A run of records

====

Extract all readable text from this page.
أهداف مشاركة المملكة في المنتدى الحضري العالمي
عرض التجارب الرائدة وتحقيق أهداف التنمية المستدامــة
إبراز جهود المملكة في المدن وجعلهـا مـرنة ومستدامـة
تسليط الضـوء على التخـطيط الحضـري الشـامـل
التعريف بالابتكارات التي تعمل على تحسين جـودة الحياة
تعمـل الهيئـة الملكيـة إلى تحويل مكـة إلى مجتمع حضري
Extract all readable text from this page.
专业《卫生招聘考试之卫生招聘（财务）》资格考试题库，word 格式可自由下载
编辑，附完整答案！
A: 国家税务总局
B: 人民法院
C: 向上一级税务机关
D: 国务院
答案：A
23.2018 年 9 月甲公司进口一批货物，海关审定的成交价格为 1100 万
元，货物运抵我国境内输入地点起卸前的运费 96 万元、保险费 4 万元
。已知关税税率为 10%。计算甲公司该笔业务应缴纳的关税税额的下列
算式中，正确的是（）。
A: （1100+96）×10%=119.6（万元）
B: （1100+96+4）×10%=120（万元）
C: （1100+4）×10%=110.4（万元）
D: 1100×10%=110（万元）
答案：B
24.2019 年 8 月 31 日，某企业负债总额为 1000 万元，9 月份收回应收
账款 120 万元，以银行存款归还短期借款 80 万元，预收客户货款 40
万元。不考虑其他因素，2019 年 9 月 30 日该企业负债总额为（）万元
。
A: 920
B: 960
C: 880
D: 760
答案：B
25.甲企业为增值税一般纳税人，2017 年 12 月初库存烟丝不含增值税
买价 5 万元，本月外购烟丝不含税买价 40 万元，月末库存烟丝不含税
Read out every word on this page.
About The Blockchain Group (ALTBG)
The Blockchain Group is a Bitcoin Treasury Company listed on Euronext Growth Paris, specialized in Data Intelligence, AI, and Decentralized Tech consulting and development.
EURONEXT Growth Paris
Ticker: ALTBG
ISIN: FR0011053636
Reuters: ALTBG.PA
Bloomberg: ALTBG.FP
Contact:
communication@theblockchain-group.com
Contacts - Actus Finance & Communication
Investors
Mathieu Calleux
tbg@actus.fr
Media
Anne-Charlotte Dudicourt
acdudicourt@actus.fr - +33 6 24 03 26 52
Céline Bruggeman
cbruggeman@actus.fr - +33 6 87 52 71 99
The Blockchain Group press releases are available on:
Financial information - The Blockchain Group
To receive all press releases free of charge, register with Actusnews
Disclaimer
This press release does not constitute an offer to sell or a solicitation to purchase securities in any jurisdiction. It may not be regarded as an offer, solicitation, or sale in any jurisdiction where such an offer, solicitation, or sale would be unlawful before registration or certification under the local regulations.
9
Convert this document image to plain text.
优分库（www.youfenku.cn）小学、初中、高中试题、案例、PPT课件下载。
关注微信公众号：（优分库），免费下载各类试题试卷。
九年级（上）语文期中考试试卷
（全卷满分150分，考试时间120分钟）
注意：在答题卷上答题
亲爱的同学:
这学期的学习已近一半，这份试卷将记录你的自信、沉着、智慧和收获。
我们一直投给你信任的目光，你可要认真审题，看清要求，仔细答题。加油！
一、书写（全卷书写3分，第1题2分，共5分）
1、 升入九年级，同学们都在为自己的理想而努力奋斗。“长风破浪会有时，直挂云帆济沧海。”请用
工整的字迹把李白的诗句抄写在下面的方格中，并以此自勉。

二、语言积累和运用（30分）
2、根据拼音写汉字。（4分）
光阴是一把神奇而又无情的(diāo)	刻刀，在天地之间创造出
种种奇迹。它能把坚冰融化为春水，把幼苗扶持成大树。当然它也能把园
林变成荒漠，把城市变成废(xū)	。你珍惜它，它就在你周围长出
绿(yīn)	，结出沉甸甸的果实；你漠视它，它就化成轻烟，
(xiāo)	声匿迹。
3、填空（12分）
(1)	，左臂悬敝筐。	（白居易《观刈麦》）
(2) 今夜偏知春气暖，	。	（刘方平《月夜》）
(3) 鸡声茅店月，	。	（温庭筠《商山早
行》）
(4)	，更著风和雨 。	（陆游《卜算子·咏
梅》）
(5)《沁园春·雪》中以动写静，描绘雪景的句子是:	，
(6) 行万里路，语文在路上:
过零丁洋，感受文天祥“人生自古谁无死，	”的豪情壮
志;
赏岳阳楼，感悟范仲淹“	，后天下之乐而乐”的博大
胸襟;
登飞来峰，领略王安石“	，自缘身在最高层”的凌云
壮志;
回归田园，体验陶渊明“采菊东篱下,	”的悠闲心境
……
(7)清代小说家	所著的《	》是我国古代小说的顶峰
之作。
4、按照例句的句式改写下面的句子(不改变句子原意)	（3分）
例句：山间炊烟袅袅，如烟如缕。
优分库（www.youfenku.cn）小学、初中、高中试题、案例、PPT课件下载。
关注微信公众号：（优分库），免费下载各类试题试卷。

====

_Set exercise_: Copy every line of the data that holds the string "المملكة".

_Result below_:
أهداف مشاركة المملكة في المنتدى الحضري العالمي
إبراز جهود المملكة في المدن وجعلهـا مـرنة ومستدامـة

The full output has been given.